Gegeven opdracht 1: Welke plaats aan de Lookwatering heeft volgens het documentfragment over de aanbiedlocatie voor minicontainers wel een trottoir?
Gegeven opdracht 2: Ga verder met het documentfragment over de aanbiedlocatie voor minicontainers, vanaf het punt waar het ophoudt.

5.1.    Het college heeft zich redelijkerwijs op het standpunt kunnen stellen dat de door [appellant A] en [appellant B] gewenste aanbiedlocatie op hun eigen terrein niet geschikter is voor het aanbieden van de minicontainers dan de aangewezen locatie. Gelet op de nieuwe wijze van afvalinzameling met een zijlader komt het op een plaats verzamelen van meerdere containers de efficiënte en effectieve afvalinzameling ten goede. De Lookwatering kent ter plaatse geen trottoir, met uitzondering van de plaats die het college heeft aangewezen als aanbiedlocatie. Daarbij heeft het college in aanmerking kunnen nemen dat de aanbiedlocatie op eigen terrein niet voldoet aan het in de Inrichtingscriteria Inzamelvoorzieningen neergelegde uitgangspunt B1 dat de inzamelvoorziening zich op gemeentegrond bevindt. Het betoog faalt.

Gegevensregels:
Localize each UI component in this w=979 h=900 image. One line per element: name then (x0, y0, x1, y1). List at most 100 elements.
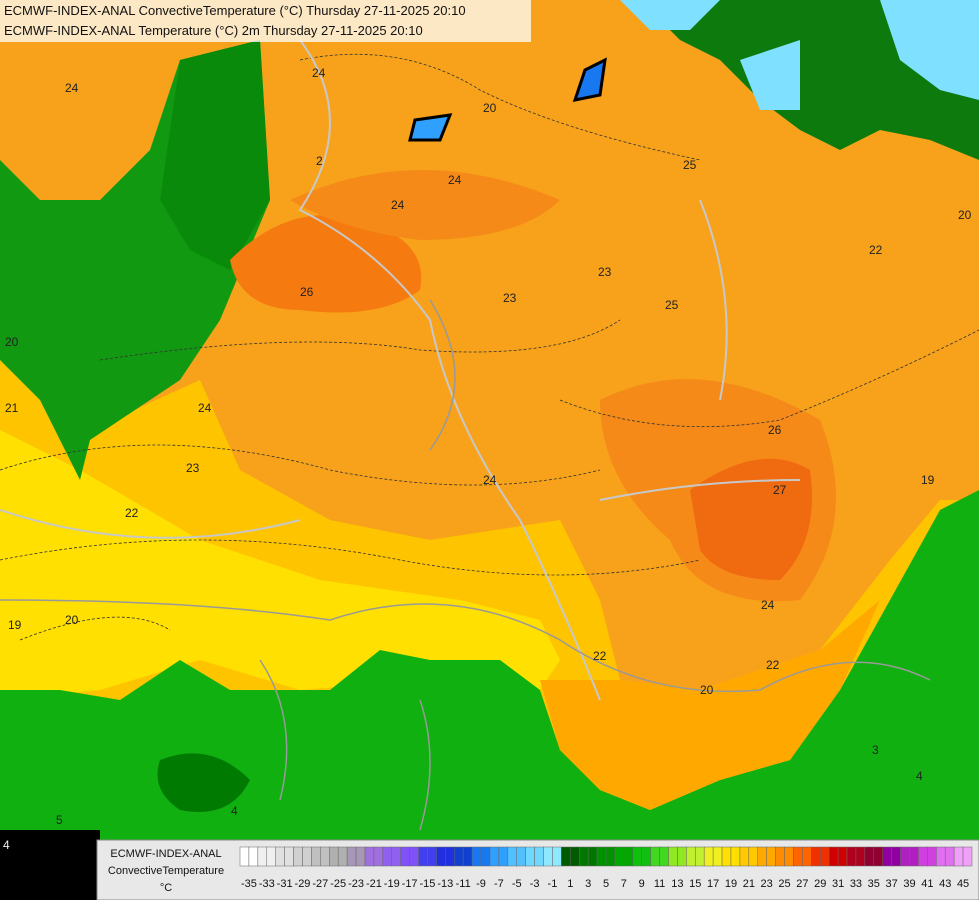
legend-swatch (953, 846, 964, 867)
legend-swatch (784, 846, 794, 867)
legend-title: ConvectiveTemperature (108, 865, 224, 877)
legend-tick-label: 15 (689, 878, 701, 890)
legend-swatch (686, 846, 696, 867)
legend-swatch (614, 846, 625, 867)
legend-tick-label: -35 (241, 878, 257, 890)
legend-swatch (346, 846, 357, 867)
header-line: ECMWF-INDEX-ANAL Temperature (°C) 2m Thu… (4, 23, 423, 38)
legend-swatch (543, 846, 553, 867)
legend-swatch (337, 846, 348, 867)
legend-tick-label: -13 (437, 878, 453, 890)
contour-label: 24 (761, 598, 775, 612)
legend-tick-label: 41 (921, 878, 933, 890)
contour-label: 23 (598, 265, 612, 279)
contour-label: 20 (65, 613, 79, 627)
hot-core-east (690, 458, 812, 580)
isotherm (0, 319, 701, 641)
legend-tick-label: -19 (384, 878, 400, 890)
contour-label: 3 (872, 743, 879, 757)
legend-tick-label: 43 (939, 878, 951, 890)
contour-label: 21 (5, 401, 19, 415)
warm-core-west (230, 215, 422, 313)
contour-label: 19 (8, 618, 22, 632)
legend-swatch (891, 846, 901, 867)
legend-tick-label: -1 (548, 878, 558, 890)
legend-swatch (703, 846, 714, 867)
water-northeast-2 (740, 40, 800, 110)
legend-swatch (730, 846, 741, 867)
contour-label: 19 (921, 473, 935, 487)
legend-swatch (766, 846, 776, 867)
legend-swatch (944, 846, 955, 867)
legend-swatch (570, 846, 580, 867)
legend-swatch (355, 846, 366, 867)
legend-swatch (632, 846, 642, 867)
legend-swatch (605, 846, 616, 867)
cold-spot (408, 113, 453, 142)
contour-label: 22 (593, 649, 607, 663)
legend-swatch (453, 846, 464, 867)
legend-swatch (489, 846, 500, 867)
legend-swatch (587, 846, 598, 867)
legend-swatch (498, 846, 509, 867)
green-northwest-inner (160, 40, 270, 270)
contour-label: 20 (700, 683, 714, 697)
legend-tick-label: 7 (621, 878, 627, 890)
contour (0, 39, 801, 701)
legend-tick-label: 25 (778, 878, 790, 890)
contour-label: 22 (766, 658, 780, 672)
legend-tick-label: 11 (654, 878, 665, 890)
legend-swatch (811, 846, 821, 867)
contour-label: 24 (65, 81, 79, 95)
legend-tick-label: 27 (796, 878, 808, 890)
legend-tick-label: -17 (402, 878, 418, 890)
legend-swatch (382, 846, 393, 867)
legend-swatch (257, 846, 268, 867)
legend-tick-label: 29 (814, 878, 826, 890)
legend-swatch (936, 846, 946, 867)
legend-unit: °C (160, 882, 172, 894)
legend-swatch (927, 846, 937, 867)
legend-swatch (882, 846, 892, 867)
contour-label: 24 (312, 66, 326, 80)
legend-swatch (668, 846, 678, 867)
legend-tick-label: -7 (494, 878, 504, 890)
contour-label: 25 (683, 158, 697, 172)
legend-swatch (900, 846, 910, 867)
legend-tick-label: -11 (456, 878, 471, 890)
contour-label: 24 (448, 173, 462, 187)
legend-tick-label: 45 (957, 878, 969, 890)
legend-tick-label: 3 (585, 878, 591, 890)
legend-swatch (561, 846, 571, 867)
legend-swatch (534, 846, 544, 867)
legend-swatch (739, 846, 750, 867)
legend-swatch (918, 846, 928, 867)
legend-swatch (302, 846, 312, 867)
contour-label: 23 (503, 291, 517, 305)
legend-tick-label: 37 (886, 878, 898, 890)
legend-swatch (516, 846, 526, 867)
contour-label: 24 (483, 473, 497, 487)
legend-swatch (819, 846, 830, 867)
legend-swatch (650, 846, 660, 867)
legend-tick-label: -33 (259, 878, 275, 890)
contour-label: 22 (125, 506, 139, 520)
legend-swatch (293, 846, 303, 867)
contour-label: 26 (300, 285, 314, 299)
legend-swatch (409, 846, 419, 867)
legend-swatch (284, 846, 294, 867)
legend-tick-label: 31 (832, 878, 844, 890)
no-data (0, 830, 100, 900)
legend-swatch (418, 846, 428, 867)
legend-tick-label: 23 (761, 878, 773, 890)
contour-label: 2 (316, 154, 323, 168)
green-south (0, 490, 979, 900)
contour-label: 4 (3, 838, 10, 852)
contour-label: 20 (5, 335, 19, 349)
light-yellow-zone (0, 430, 560, 700)
legend-swatch (909, 846, 919, 867)
legend-swatch (793, 846, 803, 867)
legend-swatch (480, 846, 491, 867)
water-northeast (880, 0, 979, 100)
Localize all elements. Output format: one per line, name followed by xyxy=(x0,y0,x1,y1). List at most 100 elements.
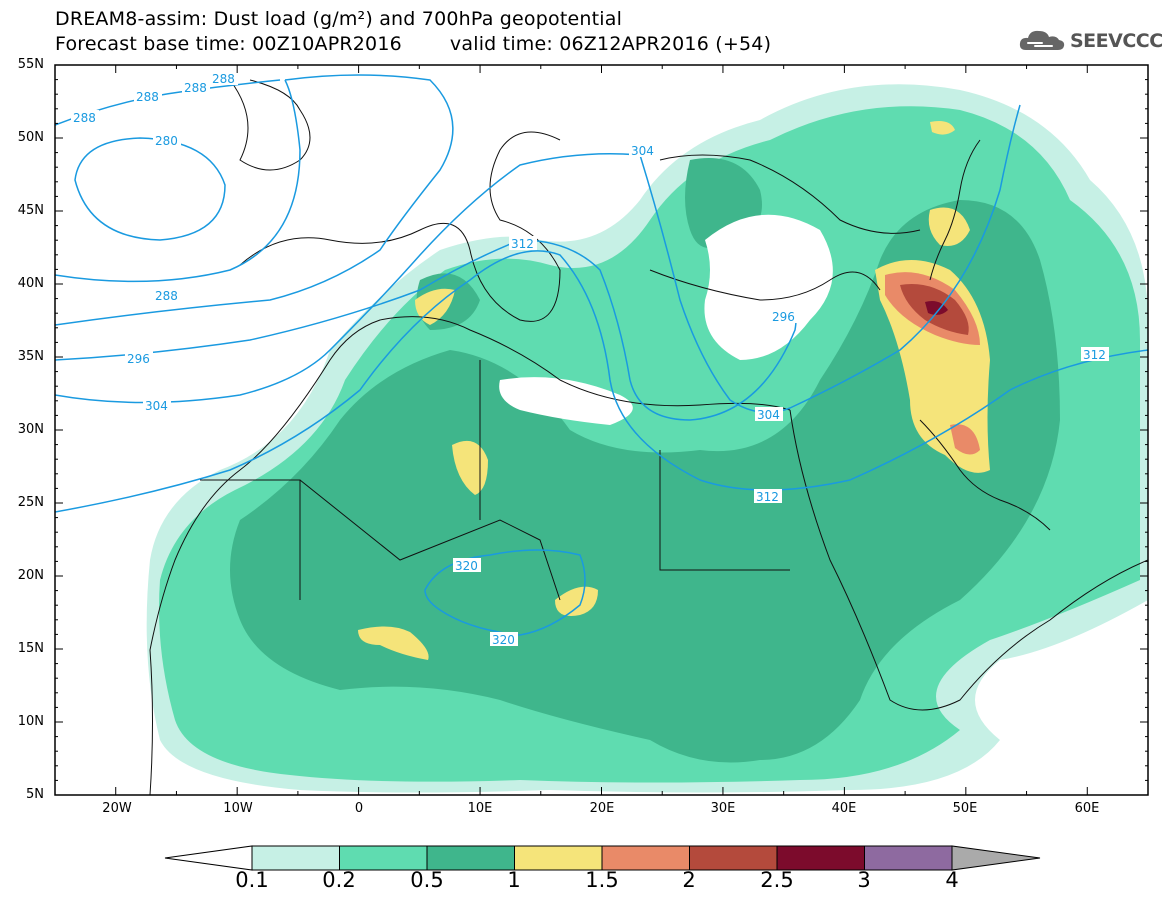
svg-text:320: 320 xyxy=(492,633,515,647)
axis-ticks xyxy=(54,64,1149,796)
contour-288 xyxy=(55,74,454,326)
contour-label: 312 xyxy=(1081,347,1109,362)
lon-label: 40E xyxy=(831,801,857,816)
contour-label: 320 xyxy=(453,558,481,573)
svg-text:296: 296 xyxy=(127,352,150,366)
valid-time: valid time: 06Z12APR2016 (+54) xyxy=(449,33,772,55)
lon-label: 0 xyxy=(354,801,364,816)
geopotential-contours xyxy=(55,74,1148,636)
map-title: DREAM8-assim: Dust load (g/m²) and 700hP… xyxy=(55,8,623,30)
contour-304 xyxy=(55,104,1021,414)
svg-text:304: 304 xyxy=(757,408,780,422)
colorbar-label: 1 xyxy=(507,868,521,892)
lat-label: 25N xyxy=(17,495,44,510)
contour-280 xyxy=(74,137,226,241)
svg-text:304: 304 xyxy=(631,144,654,158)
lat-label: 5N xyxy=(26,787,44,802)
svg-text:296: 296 xyxy=(772,310,795,324)
contour-label: 312 xyxy=(754,489,782,504)
svg-text:288: 288 xyxy=(212,72,235,86)
lat-label: 45N xyxy=(17,203,44,218)
lat-label: 15N xyxy=(17,641,44,656)
svg-text:288: 288 xyxy=(155,289,178,303)
contour-labels: 288 288 288 288 280 288 296 304 304 312 … xyxy=(71,71,1109,647)
colorbar-label: 4 xyxy=(945,868,959,892)
colorbar-over-arrow xyxy=(951,845,1041,871)
lon-label: 20W xyxy=(102,801,132,816)
svg-text:280: 280 xyxy=(155,134,178,148)
lon-label: 10E xyxy=(467,801,493,816)
dust-band-1 xyxy=(555,586,598,616)
colorbar-box xyxy=(339,845,428,871)
colorbar-box xyxy=(689,845,778,871)
lat-label: 30N xyxy=(17,422,44,437)
lon-label: 50E xyxy=(952,801,978,816)
svg-text:320: 320 xyxy=(455,559,478,573)
dust-band-1 xyxy=(928,207,970,246)
contour-320 xyxy=(424,549,586,636)
forecast-times: Forecast base time: 00Z10APR2016 valid ti… xyxy=(55,33,771,55)
colorbar-label: 2.5 xyxy=(760,868,794,892)
lon-label: 10W xyxy=(223,801,253,816)
lat-label: 50N xyxy=(17,130,44,145)
lon-label: 60E xyxy=(1074,801,1100,816)
svg-text:312: 312 xyxy=(1083,348,1106,362)
seevccc-logo: SEEVCCC xyxy=(1018,28,1163,54)
dust-band-1 xyxy=(930,121,955,135)
clear-area xyxy=(704,214,833,360)
svg-text:304: 304 xyxy=(145,399,168,413)
lon-label: 30E xyxy=(710,801,736,816)
lat-label: 20N xyxy=(17,568,44,583)
svg-text:288: 288 xyxy=(184,81,207,95)
colorbar-label: 0.2 xyxy=(322,868,356,892)
contour-label: 280 xyxy=(153,133,181,148)
svg-text:312: 312 xyxy=(511,237,534,251)
colorbar-boxes xyxy=(251,845,953,871)
contour-label: 312 xyxy=(509,236,537,251)
contour-label: 304 xyxy=(143,398,171,413)
dust-band-1 xyxy=(358,626,429,660)
colorbar-label: 0.1 xyxy=(235,868,269,892)
clear-area xyxy=(499,377,633,425)
contour-label: 288 xyxy=(153,288,181,303)
contour-label: 288 xyxy=(134,89,162,104)
colorbar xyxy=(164,845,1041,871)
svg-text:312: 312 xyxy=(756,490,779,504)
colorbar-box xyxy=(776,845,865,871)
contour-label: 288 xyxy=(210,71,238,86)
lon-label: 20E xyxy=(589,801,615,816)
contour-296 xyxy=(55,239,631,381)
colorbar-box xyxy=(864,845,953,871)
contour-label: 296 xyxy=(770,309,798,324)
dust-band-0.5 xyxy=(230,200,1060,763)
colorbar-under-arrow xyxy=(164,845,253,871)
colorbar-box xyxy=(426,845,515,871)
dust-load-field xyxy=(55,65,1148,795)
contour-label: 296 xyxy=(125,351,153,366)
lat-label: 40N xyxy=(17,276,44,291)
coastlines xyxy=(149,79,1148,795)
colorbar-label: 2 xyxy=(682,868,696,892)
cloud-icon xyxy=(1019,30,1065,50)
colorbar-label: 1.5 xyxy=(585,868,619,892)
base-time: Forecast base time: 00Z10APR2016 xyxy=(55,33,402,55)
svg-text:288: 288 xyxy=(73,111,96,125)
contour-label: 320 xyxy=(490,632,518,647)
contour-label: 304 xyxy=(755,407,783,422)
colorbar-label: 3 xyxy=(857,868,871,892)
logo-text: SEEVCCC xyxy=(1070,30,1163,52)
lat-label: 55N xyxy=(17,57,44,72)
lat-label: 10N xyxy=(17,714,44,729)
colorbar-label: 0.5 xyxy=(410,868,444,892)
colorbar-box xyxy=(514,845,603,871)
svg-text:288: 288 xyxy=(136,90,159,104)
lat-label: 35N xyxy=(17,349,44,364)
contour-label: 304 xyxy=(629,143,657,158)
contour-label: 288 xyxy=(71,110,99,125)
dust-band-1.5 xyxy=(950,424,980,455)
contour-312 xyxy=(55,250,1148,513)
colorbar-box xyxy=(251,845,340,871)
colorbar-box xyxy=(601,845,690,871)
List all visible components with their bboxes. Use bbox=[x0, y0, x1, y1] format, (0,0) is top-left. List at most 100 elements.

Antwoord opdracht 1: De plaats die het college heeft aangewezen als aanbiedlocatie.

Antwoord opdracht 2:
6.       Het beroep is ongegrond.

7.       Het college hoeft geen proceskosten te vergoeden.

Beslissing

De Afdeling bestuursrechtspraak van de Raad van State:

verklaart het beroep ongegrond.

Aldus vastgesteld door mr. J.J.W.P. van Gastel, lid van de enkelvoudige kamer, in tegenwoordigheid van mr. G.J. Deen, griffier.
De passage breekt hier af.